The records below must be output exactly, without pictures.

■ Information shown ■
(begin)

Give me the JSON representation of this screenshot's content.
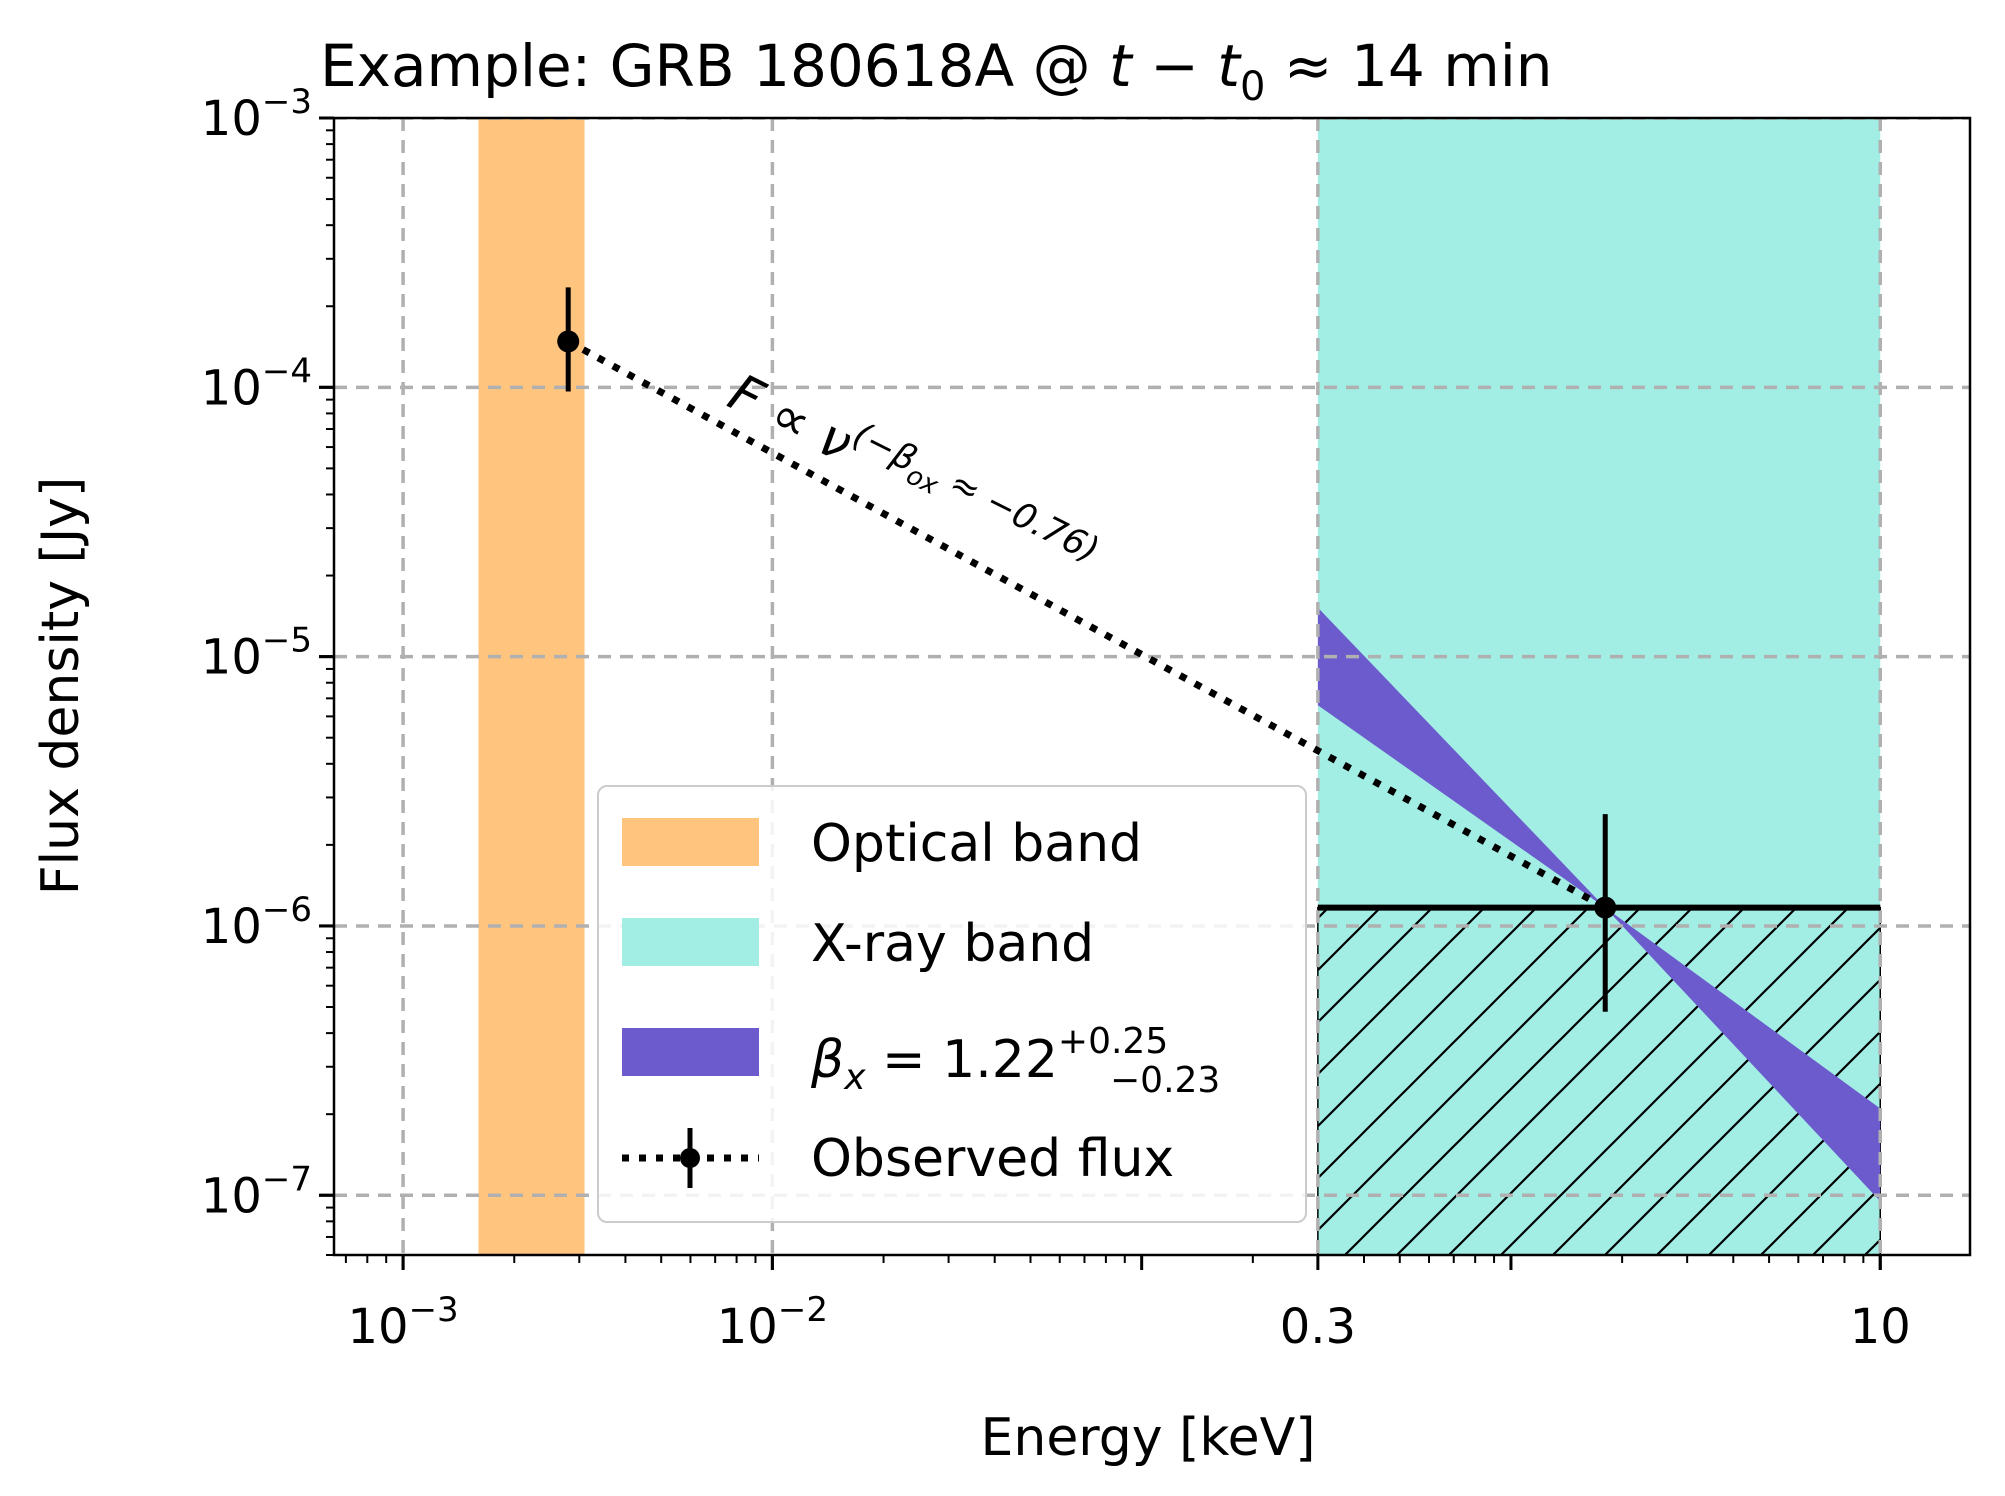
{
  "chart_data": {
    "type": "scatter",
    "title": "Example: GRB 180618A @ t − t₀ ≈ 14 min",
    "title_parts": {
      "prefix": "Example: GRB 180618A @ ",
      "t": "t",
      "minus": " − ",
      "t0_base": "t",
      "t0_sub": "0",
      "rest": " ≈ 14 min"
    },
    "xlabel": "Energy [keV]",
    "ylabel": "Flux density [Jy]",
    "x_scale": "log",
    "y_scale": "log",
    "xlim": [
      0.00065,
      17.5
    ],
    "ylim": [
      6e-08,
      0.001
    ],
    "grid": true,
    "x_ticks": [
      {
        "value": 0.001,
        "base": "10",
        "exp": "−3"
      },
      {
        "value": 0.01,
        "base": "10",
        "exp": "−2"
      },
      {
        "value": 0.3,
        "base": "0.3",
        "exp": ""
      },
      {
        "value": 10,
        "base": "10",
        "exp": ""
      }
    ],
    "y_ticks": [
      {
        "value": 0.001,
        "base": "10",
        "exp": "−3"
      },
      {
        "value": 0.0001,
        "base": "10",
        "exp": "−4"
      },
      {
        "value": 1e-05,
        "base": "10",
        "exp": "−5"
      },
      {
        "value": 1e-06,
        "base": "10",
        "exp": "−6"
      },
      {
        "value": 1e-07,
        "base": "10",
        "exp": "−7"
      }
    ],
    "bands": [
      {
        "name": "Optical band",
        "x_range": [
          0.0016,
          0.0031
        ],
        "color": "#ffc57f"
      },
      {
        "name": "X-ray band",
        "x_range": [
          0.3,
          10
        ],
        "color": "#a2ede4"
      }
    ],
    "beta_x_band": {
      "color": "#6b5bcc",
      "x_range": [
        0.3,
        10
      ],
      "pivot": [
        1.8,
        1.17e-06
      ],
      "upper_at_0_3": 1.52e-05,
      "lower_at_0_3": 6.6e-06,
      "upper_at_10": 2.1e-07,
      "lower_at_10": 9.5e-08
    },
    "upper_limit_region": {
      "x_range": [
        0.3,
        10
      ],
      "hatch": "diagonal"
    },
    "points": [
      {
        "x": 0.0028,
        "y": 0.000148,
        "yerr_low": 9.65e-05,
        "yerr_high": 0.000235
      },
      {
        "x": 1.8,
        "y": 1.17e-06,
        "x_low": 0.3,
        "x_high": 10,
        "yerr_low": 4.8e-07,
        "yerr_high": 2.6e-06
      }
    ],
    "power_law": {
      "from": [
        0.0028,
        0.000148
      ],
      "to": [
        1.8,
        1.17e-06
      ],
      "style": "dotted"
    },
    "annotation": {
      "main": "F ∝ ν",
      "exponent": "(−β",
      "exp_sub": "ox",
      "exp_rest": " ≈ −0.76)"
    },
    "legend": {
      "placement": "lower center",
      "entries": [
        {
          "label": "Optical band",
          "kind": "patch",
          "color": "#ffc57f"
        },
        {
          "label": "X-ray band",
          "kind": "patch",
          "color": "#a2ede4"
        },
        {
          "label_parts": {
            "beta": "β",
            "sub": "x",
            "eq": " = 1.22",
            "sup": "+0.25",
            "inf": "−0.23"
          },
          "kind": "patch",
          "color": "#6b5bcc"
        },
        {
          "label": "Observed flux",
          "kind": "errorbar-dotted",
          "color": "#000000"
        }
      ]
    }
  }
}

(end)

■ Output below ■
Give me the JSON representation of this screenshot's content.
{
  "chart_data": {
    "type": "scatter",
    "title": "Example: GRB 180618A @ t − t₀ ≈ 14 min",
    "title_parts": {
      "prefix": "Example: GRB 180618A @ ",
      "t": "t",
      "minus": " − ",
      "t0_base": "t",
      "t0_sub": "0",
      "rest": " ≈ 14 min"
    },
    "xlabel": "Energy [keV]",
    "ylabel": "Flux density [Jy]",
    "x_scale": "log",
    "y_scale": "log",
    "xlim": [
      0.00065,
      17.5
    ],
    "ylim": [
      6e-08,
      0.001
    ],
    "grid": true,
    "x_ticks": [
      {
        "value": 0.001,
        "base": "10",
        "exp": "−3"
      },
      {
        "value": 0.01,
        "base": "10",
        "exp": "−2"
      },
      {
        "value": 0.3,
        "base": "0.3",
        "exp": ""
      },
      {
        "value": 10,
        "base": "10",
        "exp": ""
      }
    ],
    "y_ticks": [
      {
        "value": 0.001,
        "base": "10",
        "exp": "−3"
      },
      {
        "value": 0.0001,
        "base": "10",
        "exp": "−4"
      },
      {
        "value": 1e-05,
        "base": "10",
        "exp": "−5"
      },
      {
        "value": 1e-06,
        "base": "10",
        "exp": "−6"
      },
      {
        "value": 1e-07,
        "base": "10",
        "exp": "−7"
      }
    ],
    "bands": [
      {
        "name": "Optical band",
        "x_range": [
          0.0016,
          0.0031
        ],
        "color": "#ffc57f"
      },
      {
        "name": "X-ray band",
        "x_range": [
          0.3,
          10
        ],
        "color": "#a2ede4"
      }
    ],
    "beta_x_band": {
      "color": "#6b5bcc",
      "x_range": [
        0.3,
        10
      ],
      "pivot": [
        1.8,
        1.17e-06
      ],
      "upper_at_0_3": 1.52e-05,
      "lower_at_0_3": 6.6e-06,
      "upper_at_10": 2.1e-07,
      "lower_at_10": 9.5e-08
    },
    "upper_limit_region": {
      "x_range": [
        0.3,
        10
      ],
      "hatch": "diagonal"
    },
    "points": [
      {
        "x": 0.0028,
        "y": 0.000148,
        "yerr_low": 9.65e-05,
        "yerr_high": 0.000235
      },
      {
        "x": 1.8,
        "y": 1.17e-06,
        "x_low": 0.3,
        "x_high": 10,
        "yerr_low": 4.8e-07,
        "yerr_high": 2.6e-06
      }
    ],
    "power_law": {
      "from": [
        0.0028,
        0.000148
      ],
      "to": [
        1.8,
        1.17e-06
      ],
      "style": "dotted"
    },
    "annotation": {
      "main": "F ∝ ν",
      "exponent": "(−β",
      "exp_sub": "ox",
      "exp_rest": " ≈ −0.76)"
    },
    "legend": {
      "placement": "lower center",
      "entries": [
        {
          "label": "Optical band",
          "kind": "patch",
          "color": "#ffc57f"
        },
        {
          "label": "X-ray band",
          "kind": "patch",
          "color": "#a2ede4"
        },
        {
          "label_parts": {
            "beta": "β",
            "sub": "x",
            "eq": " = 1.22",
            "sup": "+0.25",
            "inf": "−0.23"
          },
          "kind": "patch",
          "color": "#6b5bcc"
        },
        {
          "label": "Observed flux",
          "kind": "errorbar-dotted",
          "color": "#000000"
        }
      ]
    }
  }
}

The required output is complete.